Copy all lines that contain the word "date".
::::
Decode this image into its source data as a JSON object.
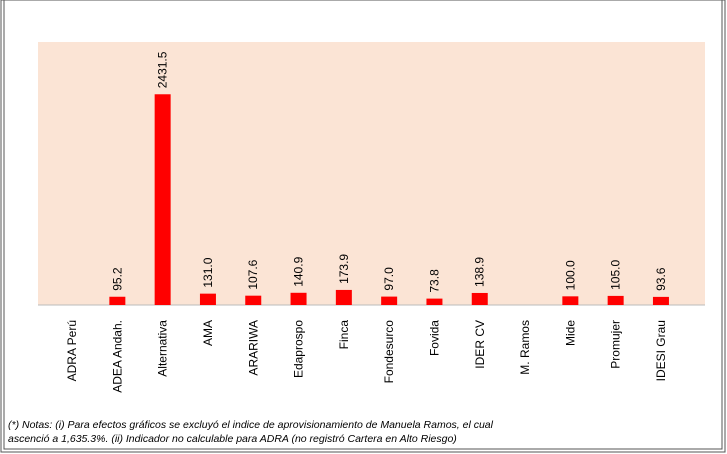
{
  "chart_data": {
    "type": "bar",
    "categories": [
      "ADRA Perú",
      "ADEA Andah.",
      "Alternativa",
      "AMA",
      "ARARIWA",
      "Edaprospo",
      "Finca",
      "Fondesurco",
      "Fovida",
      "IDER CV",
      "M. Ramos",
      "Mide",
      "Promujer",
      "IDESI Grau"
    ],
    "values": [
      null,
      95.2,
      2431.5,
      131.0,
      107.6,
      140.9,
      173.9,
      97.0,
      73.8,
      138.9,
      null,
      100.0,
      105.0,
      93.6
    ],
    "value_labels": [
      null,
      "95.2",
      "2431.5",
      "131.0",
      "107.6",
      "140.9",
      "173.9",
      "97.0",
      "73.8",
      "138.9",
      null,
      "100.0",
      "105.0",
      "93.6"
    ],
    "color": "#ff0000",
    "ylim": [
      0,
      3000
    ],
    "notes": [
      "(*) Notas: (i) Para efectos gráficos se excluyó el indice de aprovisionamiento de Manuela Ramos, el cual",
      "ascenció a 1,635.3%. (ii) Indicador no calculable para ADRA (no registró Cartera en Alto Riesgo)"
    ]
  }
}
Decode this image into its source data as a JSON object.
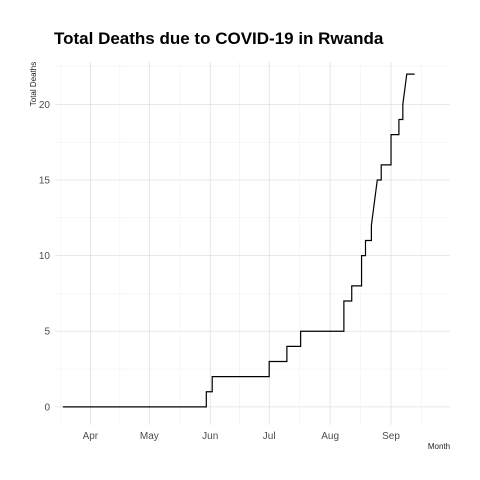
{
  "chart_data": {
    "type": "line",
    "title": "Total Deaths due to COVID-19 in Rwanda",
    "xlabel": "Month",
    "ylabel": "Total Deaths",
    "grid": true,
    "legend": "none",
    "x_axis": {
      "kind": "date",
      "range": [
        "2020-03-14",
        "2020-10-01"
      ],
      "ticks": [
        {
          "date": "2020-04-01",
          "label": "Apr"
        },
        {
          "date": "2020-05-01",
          "label": "May"
        },
        {
          "date": "2020-06-01",
          "label": "Jun"
        },
        {
          "date": "2020-07-01",
          "label": "Jul"
        },
        {
          "date": "2020-08-01",
          "label": "Aug"
        },
        {
          "date": "2020-09-01",
          "label": "Sep"
        }
      ]
    },
    "y_axis": {
      "range": [
        -1.2,
        22.8
      ],
      "ticks": [
        0,
        5,
        10,
        15,
        20
      ]
    },
    "series": [
      {
        "color": "#000000",
        "points": [
          [
            "2020-03-18",
            0
          ],
          [
            "2020-05-30",
            0
          ],
          [
            "2020-05-30",
            1
          ],
          [
            "2020-06-02",
            1
          ],
          [
            "2020-06-02",
            2
          ],
          [
            "2020-07-01",
            2
          ],
          [
            "2020-07-01",
            3
          ],
          [
            "2020-07-10",
            3
          ],
          [
            "2020-07-10",
            4
          ],
          [
            "2020-07-17",
            4
          ],
          [
            "2020-07-17",
            5
          ],
          [
            "2020-08-08",
            5
          ],
          [
            "2020-08-08",
            7
          ],
          [
            "2020-08-12",
            7
          ],
          [
            "2020-08-12",
            8
          ],
          [
            "2020-08-17",
            8
          ],
          [
            "2020-08-17",
            10
          ],
          [
            "2020-08-19",
            10
          ],
          [
            "2020-08-19",
            11
          ],
          [
            "2020-08-22",
            11
          ],
          [
            "2020-08-22",
            12
          ],
          [
            "2020-08-24",
            14
          ],
          [
            "2020-08-25",
            15
          ],
          [
            "2020-08-27",
            15
          ],
          [
            "2020-08-27",
            16
          ],
          [
            "2020-09-01",
            16
          ],
          [
            "2020-09-01",
            18
          ],
          [
            "2020-09-05",
            18
          ],
          [
            "2020-09-05",
            19
          ],
          [
            "2020-09-07",
            19
          ],
          [
            "2020-09-07",
            20
          ],
          [
            "2020-09-09",
            22
          ],
          [
            "2020-09-13",
            22
          ]
        ]
      }
    ]
  }
}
::::
EXERCISE OUTPUT =
      "kind": "date",
          "date": "2020-04-01",
          "date": "2020-05-01",
          "date": "2020-06-01",
          "date": "2020-07-01",
          "date": "2020-08-01",
          "date": "2020-09-01",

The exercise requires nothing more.